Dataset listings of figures
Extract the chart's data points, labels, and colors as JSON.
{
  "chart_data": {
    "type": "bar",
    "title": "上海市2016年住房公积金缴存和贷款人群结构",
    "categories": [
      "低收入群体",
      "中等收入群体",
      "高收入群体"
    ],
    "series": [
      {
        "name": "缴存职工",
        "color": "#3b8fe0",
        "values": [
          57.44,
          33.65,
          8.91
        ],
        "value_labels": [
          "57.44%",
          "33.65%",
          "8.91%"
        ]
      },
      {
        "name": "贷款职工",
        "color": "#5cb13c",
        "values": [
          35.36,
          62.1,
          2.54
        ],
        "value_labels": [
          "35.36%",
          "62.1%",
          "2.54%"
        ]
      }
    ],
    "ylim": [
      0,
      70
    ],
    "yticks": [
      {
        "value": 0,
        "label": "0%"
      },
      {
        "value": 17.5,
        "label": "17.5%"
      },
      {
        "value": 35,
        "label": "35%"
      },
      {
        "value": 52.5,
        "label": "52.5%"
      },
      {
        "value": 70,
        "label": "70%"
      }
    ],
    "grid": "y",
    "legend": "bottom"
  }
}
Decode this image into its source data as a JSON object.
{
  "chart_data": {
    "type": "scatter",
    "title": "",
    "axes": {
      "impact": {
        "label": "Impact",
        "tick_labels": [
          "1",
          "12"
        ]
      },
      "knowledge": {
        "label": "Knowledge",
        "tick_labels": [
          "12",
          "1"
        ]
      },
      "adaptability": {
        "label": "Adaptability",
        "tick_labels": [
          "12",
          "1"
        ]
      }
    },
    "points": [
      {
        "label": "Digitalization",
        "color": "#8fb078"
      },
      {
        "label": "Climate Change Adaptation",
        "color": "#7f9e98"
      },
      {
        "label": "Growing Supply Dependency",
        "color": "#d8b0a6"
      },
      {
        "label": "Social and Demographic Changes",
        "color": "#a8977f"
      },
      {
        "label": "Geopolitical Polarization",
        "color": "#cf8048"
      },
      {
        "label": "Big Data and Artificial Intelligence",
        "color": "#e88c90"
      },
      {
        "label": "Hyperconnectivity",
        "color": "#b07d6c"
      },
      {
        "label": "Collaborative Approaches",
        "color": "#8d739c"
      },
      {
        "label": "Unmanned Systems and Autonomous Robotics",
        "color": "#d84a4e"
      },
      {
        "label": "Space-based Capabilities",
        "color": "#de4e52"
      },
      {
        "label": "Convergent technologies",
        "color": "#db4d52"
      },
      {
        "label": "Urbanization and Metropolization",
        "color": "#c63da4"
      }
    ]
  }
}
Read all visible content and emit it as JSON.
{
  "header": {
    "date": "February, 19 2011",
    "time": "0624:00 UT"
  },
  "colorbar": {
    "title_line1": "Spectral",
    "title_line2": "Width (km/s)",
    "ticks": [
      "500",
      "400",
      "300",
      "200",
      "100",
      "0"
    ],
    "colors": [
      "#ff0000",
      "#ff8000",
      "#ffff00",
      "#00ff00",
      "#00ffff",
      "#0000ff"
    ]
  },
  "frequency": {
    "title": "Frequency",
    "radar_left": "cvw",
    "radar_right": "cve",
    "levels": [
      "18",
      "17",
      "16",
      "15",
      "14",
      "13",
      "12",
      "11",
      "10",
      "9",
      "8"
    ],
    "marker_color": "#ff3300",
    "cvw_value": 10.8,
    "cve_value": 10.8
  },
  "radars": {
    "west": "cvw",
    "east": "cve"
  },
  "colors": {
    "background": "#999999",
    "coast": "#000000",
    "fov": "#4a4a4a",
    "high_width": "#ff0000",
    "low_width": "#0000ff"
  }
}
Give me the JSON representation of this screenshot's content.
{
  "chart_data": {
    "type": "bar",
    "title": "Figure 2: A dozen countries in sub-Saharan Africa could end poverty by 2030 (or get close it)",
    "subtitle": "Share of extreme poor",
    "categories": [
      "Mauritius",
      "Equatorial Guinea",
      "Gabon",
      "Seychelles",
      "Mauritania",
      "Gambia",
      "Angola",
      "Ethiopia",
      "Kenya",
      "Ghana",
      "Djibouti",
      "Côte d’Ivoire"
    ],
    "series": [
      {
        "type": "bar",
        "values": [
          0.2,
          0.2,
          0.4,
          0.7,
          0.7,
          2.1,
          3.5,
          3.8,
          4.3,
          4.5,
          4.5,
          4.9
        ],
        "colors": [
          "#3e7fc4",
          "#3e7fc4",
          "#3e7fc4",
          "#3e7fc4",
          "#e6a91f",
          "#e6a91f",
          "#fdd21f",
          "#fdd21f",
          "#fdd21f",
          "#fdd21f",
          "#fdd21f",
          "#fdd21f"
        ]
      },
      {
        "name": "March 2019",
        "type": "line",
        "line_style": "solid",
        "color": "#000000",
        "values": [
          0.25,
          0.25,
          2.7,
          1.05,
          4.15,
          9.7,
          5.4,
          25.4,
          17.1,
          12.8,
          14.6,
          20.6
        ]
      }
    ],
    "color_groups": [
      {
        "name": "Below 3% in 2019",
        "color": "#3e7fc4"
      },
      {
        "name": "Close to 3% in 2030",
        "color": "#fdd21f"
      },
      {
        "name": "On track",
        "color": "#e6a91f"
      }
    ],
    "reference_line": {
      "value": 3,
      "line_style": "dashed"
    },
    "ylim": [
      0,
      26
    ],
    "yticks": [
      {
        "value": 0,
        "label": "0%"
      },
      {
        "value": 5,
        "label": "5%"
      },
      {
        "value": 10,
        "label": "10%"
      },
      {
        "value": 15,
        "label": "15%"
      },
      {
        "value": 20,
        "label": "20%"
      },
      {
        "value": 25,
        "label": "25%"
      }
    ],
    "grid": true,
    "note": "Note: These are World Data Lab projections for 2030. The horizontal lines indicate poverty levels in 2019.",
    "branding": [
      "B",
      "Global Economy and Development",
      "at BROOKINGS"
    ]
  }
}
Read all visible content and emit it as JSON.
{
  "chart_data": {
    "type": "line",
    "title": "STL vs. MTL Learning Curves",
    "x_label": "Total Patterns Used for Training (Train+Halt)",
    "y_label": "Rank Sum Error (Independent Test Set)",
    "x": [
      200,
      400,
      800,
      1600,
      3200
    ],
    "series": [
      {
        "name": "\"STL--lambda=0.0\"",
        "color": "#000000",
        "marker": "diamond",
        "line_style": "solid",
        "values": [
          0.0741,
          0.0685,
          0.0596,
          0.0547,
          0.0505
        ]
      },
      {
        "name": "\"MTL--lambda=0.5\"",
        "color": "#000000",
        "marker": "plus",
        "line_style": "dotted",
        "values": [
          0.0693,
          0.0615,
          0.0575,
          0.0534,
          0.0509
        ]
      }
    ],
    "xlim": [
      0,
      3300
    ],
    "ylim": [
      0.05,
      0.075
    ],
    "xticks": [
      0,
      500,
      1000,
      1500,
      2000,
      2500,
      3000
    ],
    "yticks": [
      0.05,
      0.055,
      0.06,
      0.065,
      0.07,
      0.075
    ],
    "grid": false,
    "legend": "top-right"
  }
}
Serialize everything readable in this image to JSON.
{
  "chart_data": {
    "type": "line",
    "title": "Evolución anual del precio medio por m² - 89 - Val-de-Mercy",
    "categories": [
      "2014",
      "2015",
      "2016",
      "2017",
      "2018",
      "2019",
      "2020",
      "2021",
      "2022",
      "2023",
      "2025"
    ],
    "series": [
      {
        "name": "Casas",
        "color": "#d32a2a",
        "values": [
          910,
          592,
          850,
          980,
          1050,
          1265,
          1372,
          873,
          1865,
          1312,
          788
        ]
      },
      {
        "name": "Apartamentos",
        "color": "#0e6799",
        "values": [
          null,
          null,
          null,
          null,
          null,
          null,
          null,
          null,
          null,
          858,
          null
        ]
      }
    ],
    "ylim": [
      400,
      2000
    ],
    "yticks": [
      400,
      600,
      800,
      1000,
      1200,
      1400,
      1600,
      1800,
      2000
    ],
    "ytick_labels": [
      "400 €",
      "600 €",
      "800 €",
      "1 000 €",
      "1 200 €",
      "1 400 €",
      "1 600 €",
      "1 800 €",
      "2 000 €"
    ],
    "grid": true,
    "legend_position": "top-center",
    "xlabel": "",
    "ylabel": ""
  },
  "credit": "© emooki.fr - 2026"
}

§ **GIVEN REQUEST**: Transcribe the records above exactly, but only from the line that contains "Serialize everything readable" through their final line, inclusive.

§ **TASK SOLUTION**:
Serialize everything readable in this image to JSON.
{
  "chart_data": {
    "type": "line",
    "title": "Evolución anual del precio medio por m² - 89 - Val-de-Mercy",
    "categories": [
      "2014",
      "2015",
      "2016",
      "2017",
      "2018",
      "2019",
      "2020",
      "2021",
      "2022",
      "2023",
      "2025"
    ],
    "series": [
      {
        "name": "Casas",
        "color": "#d32a2a",
        "values": [
          910,
          592,
          850,
          980,
          1050,
          1265,
          1372,
          873,
          1865,
          1312,
          788
        ]
      },
      {
        "name": "Apartamentos",
        "color": "#0e6799",
        "values": [
          null,
          null,
          null,
          null,
          null,
          null,
          null,
          null,
          null,
          858,
          null
        ]
      }
    ],
    "ylim": [
      400,
      2000
    ],
    "yticks": [
      400,
      600,
      800,
      1000,
      1200,
      1400,
      1600,
      1800,
      2000
    ],
    "ytick_labels": [
      "400 €",
      "600 €",
      "800 €",
      "1 000 €",
      "1 200 €",
      "1 400 €",
      "1 600 €",
      "1 800 €",
      "2 000 €"
    ],
    "grid": true,
    "legend_position": "top-center",
    "xlabel": "",
    "ylabel": ""
  },
  "credit": "© emooki.fr - 2026"
}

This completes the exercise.